**Request:**
Report the total number of lines that include the string "других", without any other text.

**Material for the task:**

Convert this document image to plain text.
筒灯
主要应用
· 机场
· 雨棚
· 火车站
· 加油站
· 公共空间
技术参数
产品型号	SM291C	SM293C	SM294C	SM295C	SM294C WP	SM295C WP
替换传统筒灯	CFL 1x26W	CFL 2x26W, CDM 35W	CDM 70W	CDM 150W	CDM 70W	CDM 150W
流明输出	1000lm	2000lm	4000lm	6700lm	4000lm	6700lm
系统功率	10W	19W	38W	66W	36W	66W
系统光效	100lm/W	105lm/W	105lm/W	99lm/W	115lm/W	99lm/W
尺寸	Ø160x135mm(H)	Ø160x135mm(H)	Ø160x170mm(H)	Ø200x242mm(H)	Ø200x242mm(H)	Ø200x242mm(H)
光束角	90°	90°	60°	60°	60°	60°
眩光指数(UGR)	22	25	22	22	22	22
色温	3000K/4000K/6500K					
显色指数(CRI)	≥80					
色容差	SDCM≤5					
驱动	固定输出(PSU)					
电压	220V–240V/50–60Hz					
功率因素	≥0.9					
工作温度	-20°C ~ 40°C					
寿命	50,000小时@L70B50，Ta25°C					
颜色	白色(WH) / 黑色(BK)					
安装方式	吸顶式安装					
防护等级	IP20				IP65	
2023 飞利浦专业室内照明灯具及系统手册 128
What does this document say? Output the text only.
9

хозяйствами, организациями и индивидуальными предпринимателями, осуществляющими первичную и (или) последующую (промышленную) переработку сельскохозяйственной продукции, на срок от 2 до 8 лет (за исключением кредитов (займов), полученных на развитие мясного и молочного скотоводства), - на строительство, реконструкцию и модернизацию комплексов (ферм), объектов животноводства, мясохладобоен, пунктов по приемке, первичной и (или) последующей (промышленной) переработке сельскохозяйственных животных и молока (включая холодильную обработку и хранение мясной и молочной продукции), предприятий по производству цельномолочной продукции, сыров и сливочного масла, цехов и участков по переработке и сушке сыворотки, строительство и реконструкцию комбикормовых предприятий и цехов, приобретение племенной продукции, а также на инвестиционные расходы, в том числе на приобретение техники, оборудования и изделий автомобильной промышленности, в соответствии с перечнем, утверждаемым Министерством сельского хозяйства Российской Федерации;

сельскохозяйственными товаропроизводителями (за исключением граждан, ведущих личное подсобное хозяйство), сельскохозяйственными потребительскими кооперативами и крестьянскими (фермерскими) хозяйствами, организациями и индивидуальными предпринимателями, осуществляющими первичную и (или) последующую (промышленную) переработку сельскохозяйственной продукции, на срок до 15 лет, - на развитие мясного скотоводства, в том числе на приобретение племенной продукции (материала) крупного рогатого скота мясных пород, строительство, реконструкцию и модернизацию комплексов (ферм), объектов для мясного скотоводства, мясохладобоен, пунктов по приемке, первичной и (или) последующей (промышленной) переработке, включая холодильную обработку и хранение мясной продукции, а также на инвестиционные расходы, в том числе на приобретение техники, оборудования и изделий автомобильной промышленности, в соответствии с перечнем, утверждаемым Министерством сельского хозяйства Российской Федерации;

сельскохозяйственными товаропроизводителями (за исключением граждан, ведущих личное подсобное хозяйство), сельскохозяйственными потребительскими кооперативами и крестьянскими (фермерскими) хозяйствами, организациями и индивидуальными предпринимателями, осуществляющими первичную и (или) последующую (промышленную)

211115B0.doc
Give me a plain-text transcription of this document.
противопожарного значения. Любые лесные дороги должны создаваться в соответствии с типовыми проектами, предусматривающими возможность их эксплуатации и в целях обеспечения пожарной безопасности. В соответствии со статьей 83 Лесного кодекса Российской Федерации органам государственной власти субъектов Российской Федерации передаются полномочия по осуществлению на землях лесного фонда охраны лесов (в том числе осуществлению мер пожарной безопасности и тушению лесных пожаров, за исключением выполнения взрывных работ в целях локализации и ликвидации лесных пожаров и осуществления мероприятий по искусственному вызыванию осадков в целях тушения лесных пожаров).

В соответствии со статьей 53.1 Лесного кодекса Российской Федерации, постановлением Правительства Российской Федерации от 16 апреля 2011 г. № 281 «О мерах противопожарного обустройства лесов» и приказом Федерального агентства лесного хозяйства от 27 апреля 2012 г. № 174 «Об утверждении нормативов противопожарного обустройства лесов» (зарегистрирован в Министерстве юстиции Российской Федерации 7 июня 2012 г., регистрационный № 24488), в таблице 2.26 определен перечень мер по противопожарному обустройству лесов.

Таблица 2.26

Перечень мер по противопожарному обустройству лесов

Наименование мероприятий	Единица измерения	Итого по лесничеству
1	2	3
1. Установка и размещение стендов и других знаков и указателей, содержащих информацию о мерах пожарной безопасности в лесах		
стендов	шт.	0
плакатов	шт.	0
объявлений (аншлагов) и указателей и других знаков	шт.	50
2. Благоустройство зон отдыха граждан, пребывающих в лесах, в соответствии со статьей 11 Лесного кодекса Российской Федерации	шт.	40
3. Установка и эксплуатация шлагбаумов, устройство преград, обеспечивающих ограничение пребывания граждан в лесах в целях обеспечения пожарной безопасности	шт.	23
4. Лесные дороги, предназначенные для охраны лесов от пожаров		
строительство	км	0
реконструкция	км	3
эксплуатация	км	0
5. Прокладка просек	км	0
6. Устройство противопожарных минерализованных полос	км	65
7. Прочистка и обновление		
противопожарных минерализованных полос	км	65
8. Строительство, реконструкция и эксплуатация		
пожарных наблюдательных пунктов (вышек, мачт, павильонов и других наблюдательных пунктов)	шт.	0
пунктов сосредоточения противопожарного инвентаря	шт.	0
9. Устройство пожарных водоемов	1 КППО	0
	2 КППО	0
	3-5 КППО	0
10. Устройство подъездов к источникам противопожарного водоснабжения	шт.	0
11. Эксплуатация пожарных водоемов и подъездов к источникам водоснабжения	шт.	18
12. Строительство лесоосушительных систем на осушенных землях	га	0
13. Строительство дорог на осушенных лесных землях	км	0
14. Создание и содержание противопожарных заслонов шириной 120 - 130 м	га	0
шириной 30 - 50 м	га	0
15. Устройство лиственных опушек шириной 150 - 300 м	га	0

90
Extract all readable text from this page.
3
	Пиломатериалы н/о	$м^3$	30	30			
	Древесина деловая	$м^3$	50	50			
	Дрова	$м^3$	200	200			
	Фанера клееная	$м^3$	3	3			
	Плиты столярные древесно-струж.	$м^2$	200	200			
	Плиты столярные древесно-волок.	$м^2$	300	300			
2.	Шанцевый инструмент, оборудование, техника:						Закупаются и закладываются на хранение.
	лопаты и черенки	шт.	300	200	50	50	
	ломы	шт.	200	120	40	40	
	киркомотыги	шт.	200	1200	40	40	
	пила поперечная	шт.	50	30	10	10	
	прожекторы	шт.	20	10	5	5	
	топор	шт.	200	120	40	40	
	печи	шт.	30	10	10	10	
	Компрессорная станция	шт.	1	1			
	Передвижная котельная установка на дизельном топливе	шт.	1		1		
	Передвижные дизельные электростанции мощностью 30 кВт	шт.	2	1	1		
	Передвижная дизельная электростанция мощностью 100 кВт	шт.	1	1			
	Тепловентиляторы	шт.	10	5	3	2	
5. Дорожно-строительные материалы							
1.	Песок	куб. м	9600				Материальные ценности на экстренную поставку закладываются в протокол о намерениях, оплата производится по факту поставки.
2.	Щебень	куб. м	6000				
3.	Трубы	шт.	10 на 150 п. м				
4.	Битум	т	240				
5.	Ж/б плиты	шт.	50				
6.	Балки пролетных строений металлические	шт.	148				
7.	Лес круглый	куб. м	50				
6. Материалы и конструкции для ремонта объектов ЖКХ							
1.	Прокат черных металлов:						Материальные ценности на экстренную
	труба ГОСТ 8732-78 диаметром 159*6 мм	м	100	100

**Answer to this task:**
3